### PROBLEM REQUIREMENTS
Print every entry exactly as written.

### DATA FOR THIS EXERCISE
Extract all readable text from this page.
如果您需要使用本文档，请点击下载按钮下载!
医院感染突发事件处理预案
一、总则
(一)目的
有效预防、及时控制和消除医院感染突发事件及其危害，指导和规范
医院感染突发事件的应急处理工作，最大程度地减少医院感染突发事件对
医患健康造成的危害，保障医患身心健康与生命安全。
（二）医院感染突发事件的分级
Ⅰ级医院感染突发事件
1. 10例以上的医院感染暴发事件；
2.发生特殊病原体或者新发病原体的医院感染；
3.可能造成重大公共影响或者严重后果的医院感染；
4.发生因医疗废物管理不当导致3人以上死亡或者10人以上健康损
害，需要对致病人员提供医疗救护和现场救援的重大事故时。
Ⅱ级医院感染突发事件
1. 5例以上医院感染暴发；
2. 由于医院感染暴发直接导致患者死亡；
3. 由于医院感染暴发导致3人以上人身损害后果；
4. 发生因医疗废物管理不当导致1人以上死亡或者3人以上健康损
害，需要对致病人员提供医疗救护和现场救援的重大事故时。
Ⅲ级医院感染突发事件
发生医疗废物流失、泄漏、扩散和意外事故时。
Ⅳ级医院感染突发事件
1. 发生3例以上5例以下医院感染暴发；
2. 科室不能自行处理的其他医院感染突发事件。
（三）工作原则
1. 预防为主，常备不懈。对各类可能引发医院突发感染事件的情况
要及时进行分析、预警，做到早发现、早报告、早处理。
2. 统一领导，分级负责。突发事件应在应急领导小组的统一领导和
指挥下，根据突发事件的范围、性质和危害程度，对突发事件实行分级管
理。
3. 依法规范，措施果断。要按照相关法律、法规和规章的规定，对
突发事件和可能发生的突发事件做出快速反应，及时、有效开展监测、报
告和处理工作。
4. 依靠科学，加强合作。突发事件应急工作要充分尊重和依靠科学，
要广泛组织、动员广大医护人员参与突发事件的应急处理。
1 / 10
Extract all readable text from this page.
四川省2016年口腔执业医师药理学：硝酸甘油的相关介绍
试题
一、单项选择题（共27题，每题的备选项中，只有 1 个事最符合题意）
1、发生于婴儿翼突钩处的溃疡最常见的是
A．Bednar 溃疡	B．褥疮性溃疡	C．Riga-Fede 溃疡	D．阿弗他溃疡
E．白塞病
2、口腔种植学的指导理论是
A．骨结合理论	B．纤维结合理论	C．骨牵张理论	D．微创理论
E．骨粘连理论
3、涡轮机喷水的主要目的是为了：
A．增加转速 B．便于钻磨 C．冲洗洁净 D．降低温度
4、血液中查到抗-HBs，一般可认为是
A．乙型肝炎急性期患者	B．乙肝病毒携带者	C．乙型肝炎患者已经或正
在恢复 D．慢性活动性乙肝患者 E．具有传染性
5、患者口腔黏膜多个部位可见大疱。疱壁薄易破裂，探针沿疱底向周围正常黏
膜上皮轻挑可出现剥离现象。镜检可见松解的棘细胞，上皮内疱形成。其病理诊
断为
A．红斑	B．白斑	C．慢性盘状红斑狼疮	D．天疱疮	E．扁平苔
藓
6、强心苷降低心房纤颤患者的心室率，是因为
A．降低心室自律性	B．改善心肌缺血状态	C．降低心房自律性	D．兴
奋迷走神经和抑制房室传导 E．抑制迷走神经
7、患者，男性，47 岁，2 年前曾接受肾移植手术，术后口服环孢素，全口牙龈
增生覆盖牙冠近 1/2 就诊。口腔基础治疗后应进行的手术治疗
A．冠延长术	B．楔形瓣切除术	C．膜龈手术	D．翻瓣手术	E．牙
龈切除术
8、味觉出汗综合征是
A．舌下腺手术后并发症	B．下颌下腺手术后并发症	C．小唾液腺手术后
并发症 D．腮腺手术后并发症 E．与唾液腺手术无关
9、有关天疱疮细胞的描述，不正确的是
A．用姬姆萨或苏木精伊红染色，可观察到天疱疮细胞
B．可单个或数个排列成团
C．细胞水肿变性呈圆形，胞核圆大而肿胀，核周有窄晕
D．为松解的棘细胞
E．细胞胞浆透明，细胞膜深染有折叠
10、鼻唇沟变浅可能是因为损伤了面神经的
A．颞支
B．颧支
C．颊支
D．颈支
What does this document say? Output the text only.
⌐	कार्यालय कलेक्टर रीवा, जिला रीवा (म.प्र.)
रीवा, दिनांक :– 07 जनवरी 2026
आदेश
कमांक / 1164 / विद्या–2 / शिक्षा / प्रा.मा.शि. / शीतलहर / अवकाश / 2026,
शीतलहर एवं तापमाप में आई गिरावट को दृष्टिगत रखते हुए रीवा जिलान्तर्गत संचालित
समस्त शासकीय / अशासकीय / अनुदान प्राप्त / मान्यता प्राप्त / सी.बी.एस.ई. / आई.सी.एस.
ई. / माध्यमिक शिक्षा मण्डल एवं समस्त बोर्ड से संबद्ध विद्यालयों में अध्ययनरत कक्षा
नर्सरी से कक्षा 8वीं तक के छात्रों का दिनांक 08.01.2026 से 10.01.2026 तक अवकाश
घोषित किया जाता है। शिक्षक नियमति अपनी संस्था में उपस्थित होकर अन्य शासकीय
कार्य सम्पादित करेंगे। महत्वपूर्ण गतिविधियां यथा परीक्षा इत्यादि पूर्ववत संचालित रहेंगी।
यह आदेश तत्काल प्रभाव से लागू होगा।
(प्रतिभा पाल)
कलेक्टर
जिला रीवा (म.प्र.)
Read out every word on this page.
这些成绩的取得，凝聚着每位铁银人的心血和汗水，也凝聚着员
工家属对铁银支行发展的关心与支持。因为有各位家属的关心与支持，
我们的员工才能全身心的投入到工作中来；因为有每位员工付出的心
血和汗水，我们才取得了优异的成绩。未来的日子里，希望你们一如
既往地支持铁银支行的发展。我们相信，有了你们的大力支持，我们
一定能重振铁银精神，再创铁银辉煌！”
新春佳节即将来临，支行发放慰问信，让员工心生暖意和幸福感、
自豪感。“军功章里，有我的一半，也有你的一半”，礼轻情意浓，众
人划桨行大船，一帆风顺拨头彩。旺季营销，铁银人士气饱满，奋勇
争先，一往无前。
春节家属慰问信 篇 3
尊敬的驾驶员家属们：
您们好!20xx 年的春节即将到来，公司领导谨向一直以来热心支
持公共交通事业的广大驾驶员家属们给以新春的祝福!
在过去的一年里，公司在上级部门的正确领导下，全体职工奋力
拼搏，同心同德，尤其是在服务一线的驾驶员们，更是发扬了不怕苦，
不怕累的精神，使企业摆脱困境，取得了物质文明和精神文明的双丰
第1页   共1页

### THE SOLUTION
Extract all readable text from this page.
如果您需要使用本文档，请点击下载按钮下载!
医院感染突发事件处理预案
一、总则
(一)目的
有效预防、及时控制和消除医院感染突发事件及其危害，指导和规范
医院感染突发事件的应急处理工作，最大程度地减少医院感染突发事件对
医患健康造成的危害，保障医患身心健康与生命安全。
（二）医院感染突发事件的分级
Ⅰ级医院感染突发事件
1. 10例以上的医院感染暴发事件；
2.发生特殊病原体或者新发病原体的医院感染；
3.可能造成重大公共影响或者严重后果的医院感染；
4.发生因医疗废物管理不当导致3人以上死亡或者10人以上健康损
害，需要对致病人员提供医疗救护和现场救援的重大事故时。
Ⅱ级医院感染突发事件
1. 5例以上医院感染暴发；
2. 由于医院感染暴发直接导致患者死亡；
3. 由于医院感染暴发导致3人以上人身损害后果；
4. 发生因医疗废物管理不当导致1人以上死亡或者3人以上健康损
害，需要对致病人员提供医疗救护和现场救援的重大事故时。
Ⅲ级医院感染突发事件
发生医疗废物流失、泄漏、扩散和意外事故时。
Ⅳ级医院感染突发事件
1. 发生3例以上5例以下医院感染暴发；
2. 科室不能自行处理的其他医院感染突发事件。
（三）工作原则
1. 预防为主，常备不懈。对各类可能引发医院突发感染事件的情况
要及时进行分析、预警，做到早发现、早报告、早处理。
2. 统一领导，分级负责。突发事件应在应急领导小组的统一领导和
指挥下，根据突发事件的范围、性质和危害程度，对突发事件实行分级管
理。
3. 依法规范，措施果断。要按照相关法律、法规和规章的规定，对
突发事件和可能发生的突发事件做出快速反应，及时、有效开展监测、报
告和处理工作。
4. 依靠科学，加强合作。突发事件应急工作要充分尊重和依靠科学，
要广泛组织、动员广大医护人员参与突发事件的应急处理。
1 / 10
Extract all readable text from this page.
四川省2016年口腔执业医师药理学：硝酸甘油的相关介绍
试题
一、单项选择题（共27题，每题的备选项中，只有 1 个事最符合题意）
1、发生于婴儿翼突钩处的溃疡最常见的是
A．Bednar 溃疡	B．褥疮性溃疡	C．Riga-Fede 溃疡	D．阿弗他溃疡
E．白塞病
2、口腔种植学的指导理论是
A．骨结合理论	B．纤维结合理论	C．骨牵张理论	D．微创理论
E．骨粘连理论
3、涡轮机喷水的主要目的是为了：
A．增加转速 B．便于钻磨 C．冲洗洁净 D．降低温度
4、血液中查到抗-HBs，一般可认为是
A．乙型肝炎急性期患者	B．乙肝病毒携带者	C．乙型肝炎患者已经或正
在恢复 D．慢性活动性乙肝患者 E．具有传染性
5、患者口腔黏膜多个部位可见大疱。疱壁薄易破裂，探针沿疱底向周围正常黏
膜上皮轻挑可出现剥离现象。镜检可见松解的棘细胞，上皮内疱形成。其病理诊
断为
A．红斑	B．白斑	C．慢性盘状红斑狼疮	D．天疱疮	E．扁平苔
藓
6、强心苷降低心房纤颤患者的心室率，是因为
A．降低心室自律性	B．改善心肌缺血状态	C．降低心房自律性	D．兴
奋迷走神经和抑制房室传导 E．抑制迷走神经
7、患者，男性，47 岁，2 年前曾接受肾移植手术，术后口服环孢素，全口牙龈
增生覆盖牙冠近 1/2 就诊。口腔基础治疗后应进行的手术治疗
A．冠延长术	B．楔形瓣切除术	C．膜龈手术	D．翻瓣手术	E．牙
龈切除术
8、味觉出汗综合征是
A．舌下腺手术后并发症	B．下颌下腺手术后并发症	C．小唾液腺手术后
并发症 D．腮腺手术后并发症 E．与唾液腺手术无关
9、有关天疱疮细胞的描述，不正确的是
A．用姬姆萨或苏木精伊红染色，可观察到天疱疮细胞
B．可单个或数个排列成团
C．细胞水肿变性呈圆形，胞核圆大而肿胀，核周有窄晕
D．为松解的棘细胞
E．细胞胞浆透明，细胞膜深染有折叠
10、鼻唇沟变浅可能是因为损伤了面神经的
A．颞支
B．颧支
C．颊支
D．颈支
What does this document say? Output the text only.
⌐	कार्यालय कलेक्टर रीवा, जिला रीवा (म.प्र.)
रीवा, दिनांक :– 07 जनवरी 2026
आदेश
कमांक / 1164 / विद्या–2 / शिक्षा / प्रा.मा.शि. / शीतलहर / अवकाश / 2026,
शीतलहर एवं तापमाप में आई गिरावट को दृष्टिगत रखते हुए रीवा जिलान्तर्गत संचालित
समस्त शासकीय / अशासकीय / अनुदान प्राप्त / मान्यता प्राप्त / सी.बी.एस.ई. / आई.सी.एस.
ई. / माध्यमिक शिक्षा मण्डल एवं समस्त बोर्ड से संबद्ध विद्यालयों में अध्ययनरत कक्षा
नर्सरी से कक्षा 8वीं तक के छात्रों का दिनांक 08.01.2026 से 10.01.2026 तक अवकाश
घोषित किया जाता है। शिक्षक नियमति अपनी संस्था में उपस्थित होकर अन्य शासकीय
कार्य सम्पादित करेंगे। महत्वपूर्ण गतिविधियां यथा परीक्षा इत्यादि पूर्ववत संचालित रहेंगी।
यह आदेश तत्काल प्रभाव से लागू होगा।
(प्रतिभा पाल)
कलेक्टर
जिला रीवा (म.प्र.)
Read out every word on this page.
这些成绩的取得，凝聚着每位铁银人的心血和汗水，也凝聚着员
工家属对铁银支行发展的关心与支持。因为有各位家属的关心与支持，
我们的员工才能全身心的投入到工作中来；因为有每位员工付出的心
血和汗水，我们才取得了优异的成绩。未来的日子里，希望你们一如
既往地支持铁银支行的发展。我们相信，有了你们的大力支持，我们
一定能重振铁银精神，再创铁银辉煌！”
新春佳节即将来临，支行发放慰问信，让员工心生暖意和幸福感、
自豪感。“军功章里，有我的一半，也有你的一半”，礼轻情意浓，众
人划桨行大船，一帆风顺拨头彩。旺季营销，铁银人士气饱满，奋勇
争先，一往无前。
春节家属慰问信 篇 3
尊敬的驾驶员家属们：
您们好!20xx 年的春节即将到来，公司领导谨向一直以来热心支
持公共交通事业的广大驾驶员家属们给以新春的祝福!
在过去的一年里，公司在上级部门的正确领导下，全体职工奋力
拼搏，同心同德，尤其是在服务一线的驾驶员们，更是发扬了不怕苦，
不怕累的精神，使企业摆脱困境，取得了物质文明和精神文明的双丰
第1页   共1页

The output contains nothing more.